→ Problem description: Identify, in the records below, every line where the string "grid" appears, and copy each such line.

Dataset excerpt

--- BEGIN ---

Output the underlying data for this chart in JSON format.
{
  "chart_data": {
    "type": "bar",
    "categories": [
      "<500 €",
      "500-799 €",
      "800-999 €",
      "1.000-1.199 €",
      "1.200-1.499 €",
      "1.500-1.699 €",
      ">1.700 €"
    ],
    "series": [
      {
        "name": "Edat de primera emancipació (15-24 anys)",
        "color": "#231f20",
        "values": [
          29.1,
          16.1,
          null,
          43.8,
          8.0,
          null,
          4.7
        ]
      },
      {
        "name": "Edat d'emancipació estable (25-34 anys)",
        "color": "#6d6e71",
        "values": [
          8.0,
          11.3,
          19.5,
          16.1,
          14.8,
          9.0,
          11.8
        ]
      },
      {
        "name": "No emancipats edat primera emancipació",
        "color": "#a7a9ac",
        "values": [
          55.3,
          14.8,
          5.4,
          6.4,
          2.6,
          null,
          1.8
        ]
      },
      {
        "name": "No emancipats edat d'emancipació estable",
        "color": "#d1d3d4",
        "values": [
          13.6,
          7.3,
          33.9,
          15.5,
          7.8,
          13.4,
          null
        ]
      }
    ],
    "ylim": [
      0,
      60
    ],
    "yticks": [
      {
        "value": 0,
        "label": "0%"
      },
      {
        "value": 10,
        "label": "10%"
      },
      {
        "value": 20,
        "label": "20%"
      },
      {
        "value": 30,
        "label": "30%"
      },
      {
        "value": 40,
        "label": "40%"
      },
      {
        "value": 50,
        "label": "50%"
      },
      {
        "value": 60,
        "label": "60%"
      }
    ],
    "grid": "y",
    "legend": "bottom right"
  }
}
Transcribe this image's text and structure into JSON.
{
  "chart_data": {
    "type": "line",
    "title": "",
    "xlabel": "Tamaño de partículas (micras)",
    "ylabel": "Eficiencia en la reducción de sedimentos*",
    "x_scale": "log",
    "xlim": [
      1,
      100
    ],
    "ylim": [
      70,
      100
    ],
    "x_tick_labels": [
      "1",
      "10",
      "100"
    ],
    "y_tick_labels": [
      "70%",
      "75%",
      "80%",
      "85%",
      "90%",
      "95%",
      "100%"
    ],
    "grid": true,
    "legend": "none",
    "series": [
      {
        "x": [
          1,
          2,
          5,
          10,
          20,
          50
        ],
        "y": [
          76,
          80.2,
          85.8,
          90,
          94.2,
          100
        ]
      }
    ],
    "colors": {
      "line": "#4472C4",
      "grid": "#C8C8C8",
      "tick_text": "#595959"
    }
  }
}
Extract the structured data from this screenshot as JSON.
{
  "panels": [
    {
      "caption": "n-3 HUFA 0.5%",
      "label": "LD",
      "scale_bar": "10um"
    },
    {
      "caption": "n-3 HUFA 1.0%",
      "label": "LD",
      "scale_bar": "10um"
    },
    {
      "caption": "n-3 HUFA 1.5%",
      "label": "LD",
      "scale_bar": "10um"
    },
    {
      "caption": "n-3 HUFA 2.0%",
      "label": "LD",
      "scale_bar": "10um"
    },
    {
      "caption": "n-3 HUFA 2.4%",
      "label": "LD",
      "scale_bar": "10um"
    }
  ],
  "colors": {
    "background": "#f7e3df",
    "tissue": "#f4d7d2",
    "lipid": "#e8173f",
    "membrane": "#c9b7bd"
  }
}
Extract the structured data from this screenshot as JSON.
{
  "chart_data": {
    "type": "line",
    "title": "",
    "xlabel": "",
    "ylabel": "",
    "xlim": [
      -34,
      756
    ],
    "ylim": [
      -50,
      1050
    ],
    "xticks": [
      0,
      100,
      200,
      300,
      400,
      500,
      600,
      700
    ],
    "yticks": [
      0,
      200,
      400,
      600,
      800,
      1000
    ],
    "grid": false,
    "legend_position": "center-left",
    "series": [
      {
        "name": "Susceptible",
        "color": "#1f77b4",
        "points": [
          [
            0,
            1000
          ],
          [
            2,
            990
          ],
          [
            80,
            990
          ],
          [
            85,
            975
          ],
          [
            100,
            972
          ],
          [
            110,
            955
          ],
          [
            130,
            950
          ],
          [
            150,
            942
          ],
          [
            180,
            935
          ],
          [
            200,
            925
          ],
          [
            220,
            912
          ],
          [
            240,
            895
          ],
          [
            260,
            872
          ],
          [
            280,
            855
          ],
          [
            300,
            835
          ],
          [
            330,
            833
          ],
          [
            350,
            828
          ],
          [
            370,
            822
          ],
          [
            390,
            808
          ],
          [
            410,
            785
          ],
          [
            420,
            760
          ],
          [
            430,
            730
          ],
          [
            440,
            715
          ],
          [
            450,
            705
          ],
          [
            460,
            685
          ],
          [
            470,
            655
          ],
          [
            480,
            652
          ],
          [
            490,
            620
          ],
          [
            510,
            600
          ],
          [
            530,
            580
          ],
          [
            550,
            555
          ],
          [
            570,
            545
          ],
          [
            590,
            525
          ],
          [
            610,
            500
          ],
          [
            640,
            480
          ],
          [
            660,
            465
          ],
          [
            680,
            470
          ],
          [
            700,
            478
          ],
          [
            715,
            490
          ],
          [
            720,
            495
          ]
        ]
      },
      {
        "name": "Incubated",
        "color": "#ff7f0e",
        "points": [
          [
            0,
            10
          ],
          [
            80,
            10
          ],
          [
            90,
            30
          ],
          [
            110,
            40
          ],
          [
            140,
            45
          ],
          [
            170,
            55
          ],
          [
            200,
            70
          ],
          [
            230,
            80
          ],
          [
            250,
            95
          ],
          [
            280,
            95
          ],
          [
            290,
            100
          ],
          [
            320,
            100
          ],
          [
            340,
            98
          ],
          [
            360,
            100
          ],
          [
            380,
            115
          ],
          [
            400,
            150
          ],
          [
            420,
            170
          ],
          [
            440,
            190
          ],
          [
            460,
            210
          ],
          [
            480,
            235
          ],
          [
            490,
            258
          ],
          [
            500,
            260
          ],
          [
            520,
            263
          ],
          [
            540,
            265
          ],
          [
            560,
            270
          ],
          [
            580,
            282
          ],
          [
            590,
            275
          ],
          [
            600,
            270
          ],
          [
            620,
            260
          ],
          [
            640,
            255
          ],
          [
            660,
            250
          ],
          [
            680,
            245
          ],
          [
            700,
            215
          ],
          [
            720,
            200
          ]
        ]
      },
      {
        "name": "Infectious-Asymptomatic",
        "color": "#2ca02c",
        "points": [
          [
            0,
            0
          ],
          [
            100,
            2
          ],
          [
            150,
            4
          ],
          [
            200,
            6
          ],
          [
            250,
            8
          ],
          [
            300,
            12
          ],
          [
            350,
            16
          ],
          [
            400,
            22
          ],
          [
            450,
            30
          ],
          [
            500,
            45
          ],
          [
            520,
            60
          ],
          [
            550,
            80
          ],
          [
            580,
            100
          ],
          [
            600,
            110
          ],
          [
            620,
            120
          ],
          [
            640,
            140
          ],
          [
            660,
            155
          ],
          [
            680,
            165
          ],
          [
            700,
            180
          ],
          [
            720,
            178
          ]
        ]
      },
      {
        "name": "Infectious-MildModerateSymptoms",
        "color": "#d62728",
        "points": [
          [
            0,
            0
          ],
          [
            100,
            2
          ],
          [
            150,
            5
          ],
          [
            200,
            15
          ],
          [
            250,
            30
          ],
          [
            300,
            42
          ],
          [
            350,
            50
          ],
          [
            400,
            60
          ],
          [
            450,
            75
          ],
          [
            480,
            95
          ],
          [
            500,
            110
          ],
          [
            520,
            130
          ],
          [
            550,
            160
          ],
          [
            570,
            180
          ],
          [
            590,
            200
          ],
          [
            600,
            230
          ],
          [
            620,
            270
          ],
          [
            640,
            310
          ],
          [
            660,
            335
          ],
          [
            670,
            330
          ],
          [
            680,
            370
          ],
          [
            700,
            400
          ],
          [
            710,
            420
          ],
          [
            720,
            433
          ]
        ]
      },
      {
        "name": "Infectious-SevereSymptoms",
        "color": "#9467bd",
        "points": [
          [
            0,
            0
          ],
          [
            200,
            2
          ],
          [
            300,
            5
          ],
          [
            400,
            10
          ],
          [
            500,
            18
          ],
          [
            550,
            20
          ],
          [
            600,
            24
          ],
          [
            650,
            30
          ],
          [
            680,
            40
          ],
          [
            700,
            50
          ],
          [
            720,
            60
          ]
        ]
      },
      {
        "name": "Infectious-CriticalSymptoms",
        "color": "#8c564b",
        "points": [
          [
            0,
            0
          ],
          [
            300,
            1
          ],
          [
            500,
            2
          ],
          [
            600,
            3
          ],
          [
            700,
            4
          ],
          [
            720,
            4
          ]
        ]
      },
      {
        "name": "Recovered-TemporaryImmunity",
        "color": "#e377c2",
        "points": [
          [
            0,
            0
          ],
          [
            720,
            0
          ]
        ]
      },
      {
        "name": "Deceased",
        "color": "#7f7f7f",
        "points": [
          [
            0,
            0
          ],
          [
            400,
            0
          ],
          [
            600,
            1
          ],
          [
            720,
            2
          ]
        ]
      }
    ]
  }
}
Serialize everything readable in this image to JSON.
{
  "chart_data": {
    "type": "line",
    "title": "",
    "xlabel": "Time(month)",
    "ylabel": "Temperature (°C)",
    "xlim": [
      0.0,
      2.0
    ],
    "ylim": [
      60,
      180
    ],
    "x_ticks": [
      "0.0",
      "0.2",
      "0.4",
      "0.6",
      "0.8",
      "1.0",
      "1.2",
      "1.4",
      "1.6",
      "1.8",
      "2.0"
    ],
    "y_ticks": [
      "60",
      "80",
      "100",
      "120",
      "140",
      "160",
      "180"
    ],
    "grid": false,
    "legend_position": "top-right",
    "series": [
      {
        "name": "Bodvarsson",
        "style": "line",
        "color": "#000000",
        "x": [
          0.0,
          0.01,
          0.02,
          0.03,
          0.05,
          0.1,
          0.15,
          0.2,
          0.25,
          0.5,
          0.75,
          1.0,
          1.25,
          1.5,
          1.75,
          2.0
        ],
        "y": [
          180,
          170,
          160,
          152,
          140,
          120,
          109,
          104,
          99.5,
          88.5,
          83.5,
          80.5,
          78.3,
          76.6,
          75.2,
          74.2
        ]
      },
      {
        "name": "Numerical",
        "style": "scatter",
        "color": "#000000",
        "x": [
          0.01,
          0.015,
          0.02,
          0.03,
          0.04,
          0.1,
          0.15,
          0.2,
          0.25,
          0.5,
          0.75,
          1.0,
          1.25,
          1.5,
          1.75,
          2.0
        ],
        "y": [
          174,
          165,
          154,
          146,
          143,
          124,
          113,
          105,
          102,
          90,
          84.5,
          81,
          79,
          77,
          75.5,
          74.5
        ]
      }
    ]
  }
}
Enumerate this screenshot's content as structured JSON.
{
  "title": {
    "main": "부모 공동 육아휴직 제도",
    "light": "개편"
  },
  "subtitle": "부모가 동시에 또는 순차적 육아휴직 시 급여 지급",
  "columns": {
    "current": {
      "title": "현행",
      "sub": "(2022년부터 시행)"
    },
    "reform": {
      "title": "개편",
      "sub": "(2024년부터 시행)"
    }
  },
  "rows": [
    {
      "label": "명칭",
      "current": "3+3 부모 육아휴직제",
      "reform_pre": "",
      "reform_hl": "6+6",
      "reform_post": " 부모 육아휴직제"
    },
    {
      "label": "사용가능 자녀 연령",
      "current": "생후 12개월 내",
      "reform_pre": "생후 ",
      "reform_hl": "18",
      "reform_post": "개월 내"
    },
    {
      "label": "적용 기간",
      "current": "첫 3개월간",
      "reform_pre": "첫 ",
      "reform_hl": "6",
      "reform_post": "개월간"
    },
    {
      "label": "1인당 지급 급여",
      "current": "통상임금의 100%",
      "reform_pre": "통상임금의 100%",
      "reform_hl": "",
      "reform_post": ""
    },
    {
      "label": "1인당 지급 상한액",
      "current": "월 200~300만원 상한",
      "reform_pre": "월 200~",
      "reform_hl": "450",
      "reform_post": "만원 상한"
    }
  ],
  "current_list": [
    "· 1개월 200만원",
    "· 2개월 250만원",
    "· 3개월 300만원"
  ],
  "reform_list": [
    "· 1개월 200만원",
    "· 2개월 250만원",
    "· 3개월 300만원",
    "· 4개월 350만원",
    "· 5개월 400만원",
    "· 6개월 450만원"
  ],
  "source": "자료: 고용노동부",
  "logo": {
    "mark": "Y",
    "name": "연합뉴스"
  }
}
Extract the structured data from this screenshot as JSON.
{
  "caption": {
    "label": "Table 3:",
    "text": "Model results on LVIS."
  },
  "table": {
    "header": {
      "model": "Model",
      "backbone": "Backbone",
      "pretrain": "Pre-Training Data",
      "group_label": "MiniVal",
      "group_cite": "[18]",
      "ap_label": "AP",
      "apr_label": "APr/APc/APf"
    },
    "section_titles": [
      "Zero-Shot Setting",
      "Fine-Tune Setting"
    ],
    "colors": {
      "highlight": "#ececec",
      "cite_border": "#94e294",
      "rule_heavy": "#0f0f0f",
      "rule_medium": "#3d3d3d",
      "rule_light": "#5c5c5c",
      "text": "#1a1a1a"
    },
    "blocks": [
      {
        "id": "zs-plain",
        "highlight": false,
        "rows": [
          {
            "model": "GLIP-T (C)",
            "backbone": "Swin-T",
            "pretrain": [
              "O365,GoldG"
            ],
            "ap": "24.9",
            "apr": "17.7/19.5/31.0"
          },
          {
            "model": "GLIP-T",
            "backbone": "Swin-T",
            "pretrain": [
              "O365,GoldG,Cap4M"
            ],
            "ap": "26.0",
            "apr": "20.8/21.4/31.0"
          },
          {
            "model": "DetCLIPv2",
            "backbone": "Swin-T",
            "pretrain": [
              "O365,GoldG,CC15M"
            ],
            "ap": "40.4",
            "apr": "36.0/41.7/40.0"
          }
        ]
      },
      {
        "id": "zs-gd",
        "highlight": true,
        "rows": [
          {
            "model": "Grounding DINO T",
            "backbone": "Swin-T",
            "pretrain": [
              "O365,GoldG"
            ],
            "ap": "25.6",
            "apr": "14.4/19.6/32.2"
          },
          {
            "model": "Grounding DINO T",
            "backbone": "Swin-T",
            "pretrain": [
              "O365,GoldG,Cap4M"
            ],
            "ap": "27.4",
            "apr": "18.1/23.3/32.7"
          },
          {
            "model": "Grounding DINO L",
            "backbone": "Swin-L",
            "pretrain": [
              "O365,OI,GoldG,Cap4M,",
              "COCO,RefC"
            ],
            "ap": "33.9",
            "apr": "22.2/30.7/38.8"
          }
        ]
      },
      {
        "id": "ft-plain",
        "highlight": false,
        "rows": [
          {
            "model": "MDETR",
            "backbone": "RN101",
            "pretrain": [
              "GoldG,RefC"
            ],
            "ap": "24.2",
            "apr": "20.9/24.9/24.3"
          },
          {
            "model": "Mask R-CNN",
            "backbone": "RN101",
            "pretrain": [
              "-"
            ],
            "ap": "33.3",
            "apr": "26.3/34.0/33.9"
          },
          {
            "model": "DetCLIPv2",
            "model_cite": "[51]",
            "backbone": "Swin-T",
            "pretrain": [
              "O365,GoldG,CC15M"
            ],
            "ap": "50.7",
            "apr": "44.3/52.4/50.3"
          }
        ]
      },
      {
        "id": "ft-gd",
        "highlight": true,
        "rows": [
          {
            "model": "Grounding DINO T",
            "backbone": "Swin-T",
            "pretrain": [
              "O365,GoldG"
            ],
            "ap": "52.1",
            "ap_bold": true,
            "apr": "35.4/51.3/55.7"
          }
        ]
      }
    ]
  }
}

--- END ---

→ Completed exercise:
    "grid": "y",
    "grid": true,
      "grid": "#C8C8C8",
    "grid": false,
    "grid": false,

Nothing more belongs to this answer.